Records from a data collection:

## start

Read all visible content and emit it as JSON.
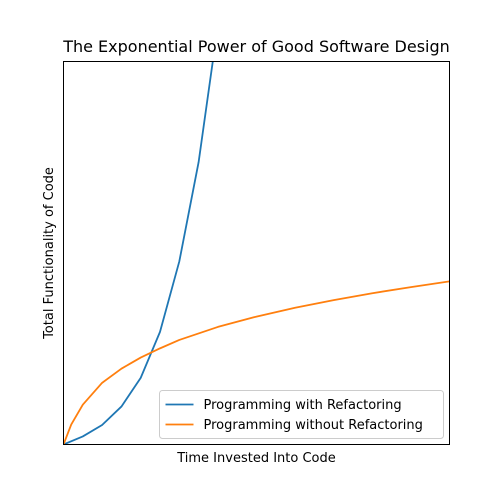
{
  "chart_data": {
    "type": "line",
    "title": "The Exponential Power of Good Software Design",
    "xlabel": "Time Invested Into Code",
    "ylabel": "Total Functionality of Code",
    "x_ticks": "none",
    "y_ticks": "none",
    "grid": false,
    "xlim": [
      0,
      1
    ],
    "ylim": [
      0,
      1
    ],
    "legend_position": "lower right",
    "series": [
      {
        "name": "Programming with Refactoring",
        "color": "#1f77b4",
        "x": [
          0.0,
          0.05,
          0.1,
          0.15,
          0.2,
          0.25,
          0.3,
          0.35,
          0.4,
          0.42
        ],
        "y": [
          0.0,
          0.021,
          0.051,
          0.099,
          0.174,
          0.294,
          0.478,
          0.737,
          1.095,
          1.0
        ]
      },
      {
        "name": "Programming without Refactoring",
        "color": "#ff7f0e",
        "x": [
          0.0,
          0.02,
          0.05,
          0.1,
          0.15,
          0.2,
          0.25,
          0.3,
          0.4,
          0.5,
          0.6,
          0.7,
          0.8,
          0.9,
          1.0
        ],
        "y": [
          0.0,
          0.052,
          0.104,
          0.161,
          0.198,
          0.227,
          0.251,
          0.273,
          0.307,
          0.334,
          0.357,
          0.377,
          0.395,
          0.411,
          0.426
        ]
      }
    ]
  }
}
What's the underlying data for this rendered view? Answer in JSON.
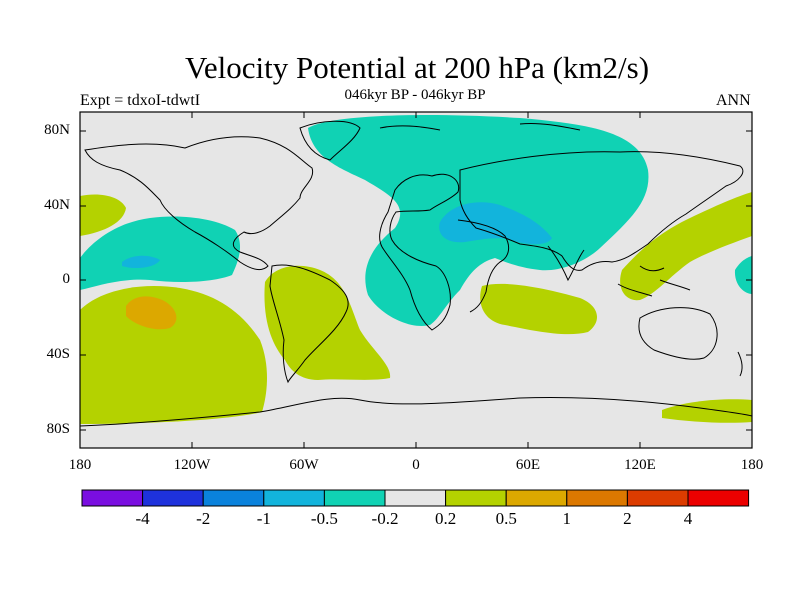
{
  "title": "Velocity Potential at 200 hPa (km2/s)",
  "experiment": "Expt = tdxoI-tdwtI",
  "period": "046kyr BP - 046kyr BP",
  "season": "ANN",
  "lat_ticks": [
    "80N",
    "40N",
    "0",
    "40S",
    "80S"
  ],
  "lon_ticks": [
    "180",
    "120W",
    "60W",
    "0",
    "60E",
    "120E",
    "180"
  ],
  "colorbar": {
    "labels": [
      "-4",
      "-2",
      "-1",
      "-0.5",
      "-0.2",
      "0.2",
      "0.5",
      "1",
      "2",
      "4"
    ],
    "colors": [
      "#7a0ee0",
      "#1e32dc",
      "#0a82dc",
      "#12b4dc",
      "#10d2b4",
      "#e6e6e6",
      "#b4d200",
      "#dca800",
      "#dc7800",
      "#dc3c00",
      "#ec0000"
    ]
  },
  "fill_colors": {
    "ocean_background": "#e6e6e6",
    "negative_weak": "#10d2b4",
    "negative_moderate": "#12b4dc",
    "positive_weak": "#b4d200",
    "positive_moderate": "#dca800"
  }
}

## end

§ **Task details**:
From the data above, write out everything exactly except the pictures.

§ **Answer to this task**:
Read all visible content and emit it as JSON.
{
  "chart_data": {
    "type": "line",
    "title": "The Exponential Power of Good Software Design",
    "xlabel": "Time Invested Into Code",
    "ylabel": "Total Functionality of Code",
    "x_ticks": "none",
    "y_ticks": "none",
    "grid": false,
    "xlim": [
      0,
      1
    ],
    "ylim": [
      0,
      1
    ],
    "legend_position": "lower right",
    "series": [
      {
        "name": "Programming with Refactoring",
        "color": "#1f77b4",
        "x": [
          0.0,
          0.05,
          0.1,
          0.15,
          0.2,
          0.25,
          0.3,
          0.35,
          0.4,
          0.42
        ],
        "y": [
          0.0,
          0.021,
          0.051,
          0.099,
          0.174,
          0.294,
          0.478,
          0.737,
          1.095,
          1.0
        ]
      },
      {
        "name": "Programming without Refactoring",
        "color": "#ff7f0e",
        "x": [
          0.0,
          0.02,
          0.05,
          0.1,
          0.15,
          0.2,
          0.25,
          0.3,
          0.4,
          0.5,
          0.6,
          0.7,
          0.8,
          0.9,
          1.0
        ],
        "y": [
          0.0,
          0.052,
          0.104,
          0.161,
          0.198,
          0.227,
          0.251,
          0.273,
          0.307,
          0.334,
          0.357,
          0.377,
          0.395,
          0.411,
          0.426
        ]
      }
    ]
  }
}
What's the underlying data for this rendered view? Answer in JSON.
{
  "title": "Velocity Potential at 200 hPa (km2/s)",
  "experiment": "Expt = tdxoI-tdwtI",
  "period": "046kyr BP - 046kyr BP",
  "season": "ANN",
  "lat_ticks": [
    "80N",
    "40N",
    "0",
    "40S",
    "80S"
  ],
  "lon_ticks": [
    "180",
    "120W",
    "60W",
    "0",
    "60E",
    "120E",
    "180"
  ],
  "colorbar": {
    "labels": [
      "-4",
      "-2",
      "-1",
      "-0.5",
      "-0.2",
      "0.2",
      "0.5",
      "1",
      "2",
      "4"
    ],
    "colors": [
      "#7a0ee0",
      "#1e32dc",
      "#0a82dc",
      "#12b4dc",
      "#10d2b4",
      "#e6e6e6",
      "#b4d200",
      "#dca800",
      "#dc7800",
      "#dc3c00",
      "#ec0000"
    ]
  },
  "fill_colors": {
    "ocean_background": "#e6e6e6",
    "negative_weak": "#10d2b4",
    "negative_moderate": "#12b4dc",
    "positive_weak": "#b4d200",
    "positive_moderate": "#dca800"
  }
}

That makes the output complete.